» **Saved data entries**
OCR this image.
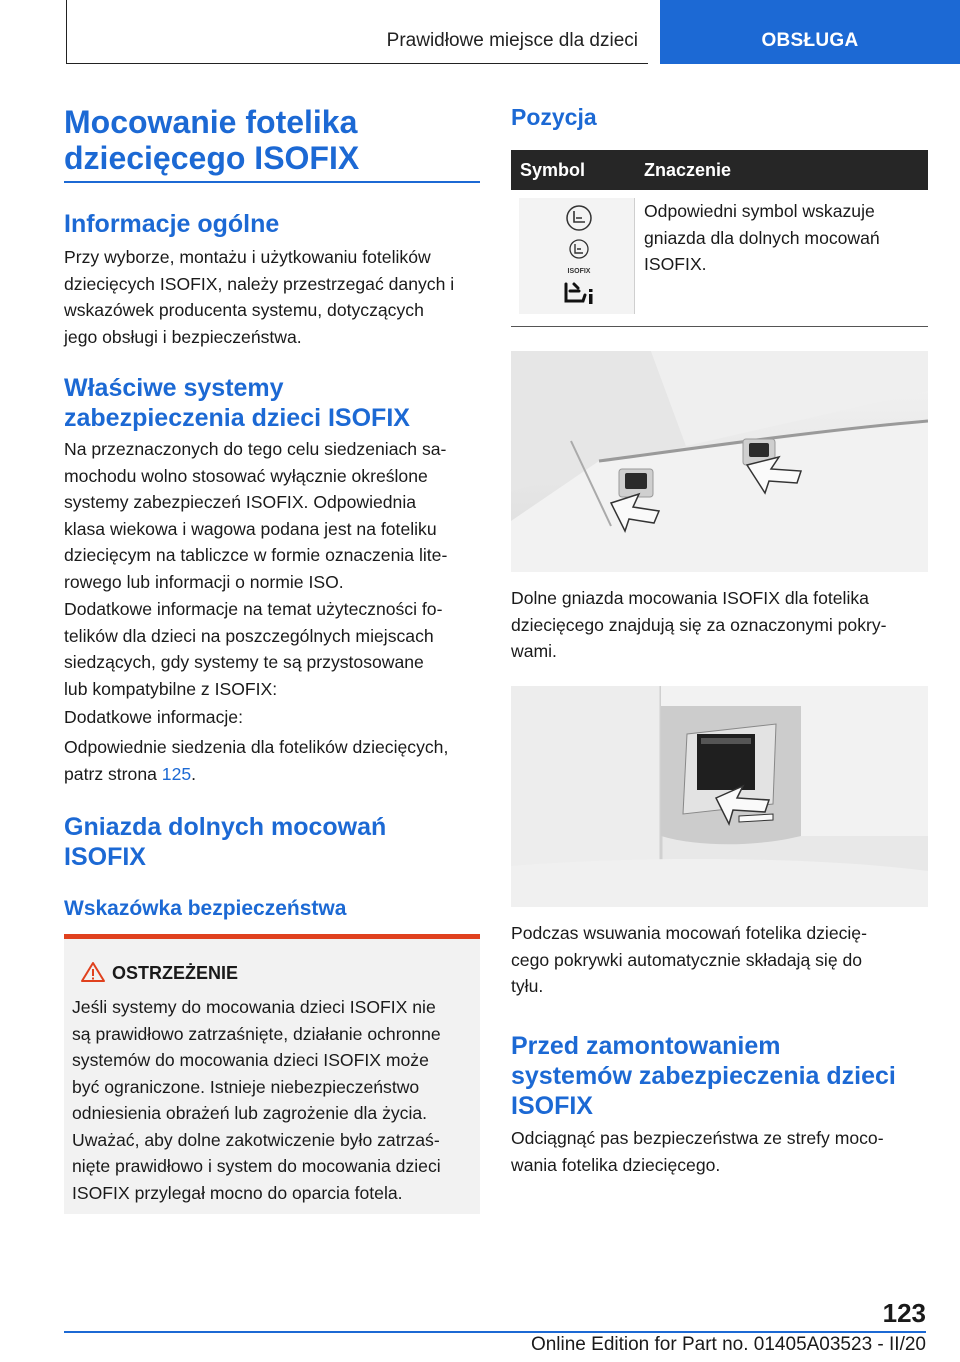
Prawidłowe miejsce dla dzieci	OBSŁUGA
Mocowanie fotelika
dziecięcego ISOFIX
Informacje ogólne
Przy wyborze, montażu i użytkowaniu fotelików
dziecięcych ISOFIX, należy przestrzegać danych i
wskazówek producenta systemu, dotyczących
jego obsługi i bezpieczeństwa.
Właściwe systemy
zabezpieczenia dzieci ISOFIX
Na przeznaczonych do tego celu siedzeniach sa-
mochodu wolno stosować wyłącznie określone
systemy zabezpieczeń ISOFIX. Odpowiednia
klasa wiekowa i wagowa podana jest na foteliku
dziecięcym na tabliczce w formie oznaczenia lite-
rowego lub informacji o normie ISO.
Dodatkowe informacje na temat użyteczności fo-
telików dla dzieci na poszczególnych miejscach
siedzących, gdy systemy te są przystosowane
lub kompatybilne z ISOFIX:
Dodatkowe informacje:
Odpowiednie siedzenia dla fotelików dziecięcych,
patrz strona 125.
Gniazda dolnych mocowań
ISOFIX
Wskazówka bezpieczeństwa
OSTRZEŻENIE
Jeśli systemy do mocowania dzieci ISOFIX nie
są prawidłowo zatrzaśnięte, działanie ochronne
systemów do mocowania dzieci ISOFIX może
być ograniczone. Istnieje niebezpieczeństwo
odniesienia obrażeń lub zagrożenie dla życia.
Uważać, aby dolne zakotwiczenie było zatrzaś-
nięte prawidłowo i system do mocowania dzieci
ISOFIX przylegał mocno do oparcia fotela.
Pozycja
Symbol	Znaczenie
ISOFIX
Odpowiedni symbol wskazuje
gniazda dla dolnych mocowań
ISOFIX.
Dolne gniazda mocowania ISOFIX dla fotelika
dziecięcego znajdują się za oznaczonymi pokry-
wami.
Podczas wsuwania mocowań fotelika dziecię-
cego pokrywki automatycznie składają się do
tyłu.
Przed zamontowaniem
systemów zabezpieczenia dzieci
ISOFIX
Odciągnąć pas bezpieczeństwa ze strefy moco-
wania fotelika dziecięcego.
123
Online Edition for Part no. 01405A03523 - II/20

» **TO BE DONE**
Reproduce the full listing above verbatim, with no pictures included.

» **SOLVED EXERCISE**
OCR this image.
Prawidłowe miejsce dla dzieci	OBSŁUGA
Mocowanie fotelika
dziecięcego ISOFIX
Informacje ogólne
Przy wyborze, montażu i użytkowaniu fotelików
dziecięcych ISOFIX, należy przestrzegać danych i
wskazówek producenta systemu, dotyczących
jego obsługi i bezpieczeństwa.
Właściwe systemy
zabezpieczenia dzieci ISOFIX
Na przeznaczonych do tego celu siedzeniach sa-
mochodu wolno stosować wyłącznie określone
systemy zabezpieczeń ISOFIX. Odpowiednia
klasa wiekowa i wagowa podana jest na foteliku
dziecięcym na tabliczce w formie oznaczenia lite-
rowego lub informacji o normie ISO.
Dodatkowe informacje na temat użyteczności fo-
telików dla dzieci na poszczególnych miejscach
siedzących, gdy systemy te są przystosowane
lub kompatybilne z ISOFIX:
Dodatkowe informacje:
Odpowiednie siedzenia dla fotelików dziecięcych,
patrz strona 125.
Gniazda dolnych mocowań
ISOFIX
Wskazówka bezpieczeństwa
OSTRZEŻENIE
Jeśli systemy do mocowania dzieci ISOFIX nie
są prawidłowo zatrzaśnięte, działanie ochronne
systemów do mocowania dzieci ISOFIX może
być ograniczone. Istnieje niebezpieczeństwo
odniesienia obrażeń lub zagrożenie dla życia.
Uważać, aby dolne zakotwiczenie było zatrzaś-
nięte prawidłowo i system do mocowania dzieci
ISOFIX przylegał mocno do oparcia fotela.
Pozycja
Symbol	Znaczenie
ISOFIX
Odpowiedni symbol wskazuje
gniazda dla dolnych mocowań
ISOFIX.
Dolne gniazda mocowania ISOFIX dla fotelika
dziecięcego znajdują się za oznaczonymi pokry-
wami.
Podczas wsuwania mocowań fotelika dziecię-
cego pokrywki automatycznie składają się do
tyłu.
Przed zamontowaniem
systemów zabezpieczenia dzieci
ISOFIX
Odciągnąć pas bezpieczeństwa ze strefy moco-
wania fotelika dziecięcego.
123
Online Edition for Part no. 01405A03523 - II/20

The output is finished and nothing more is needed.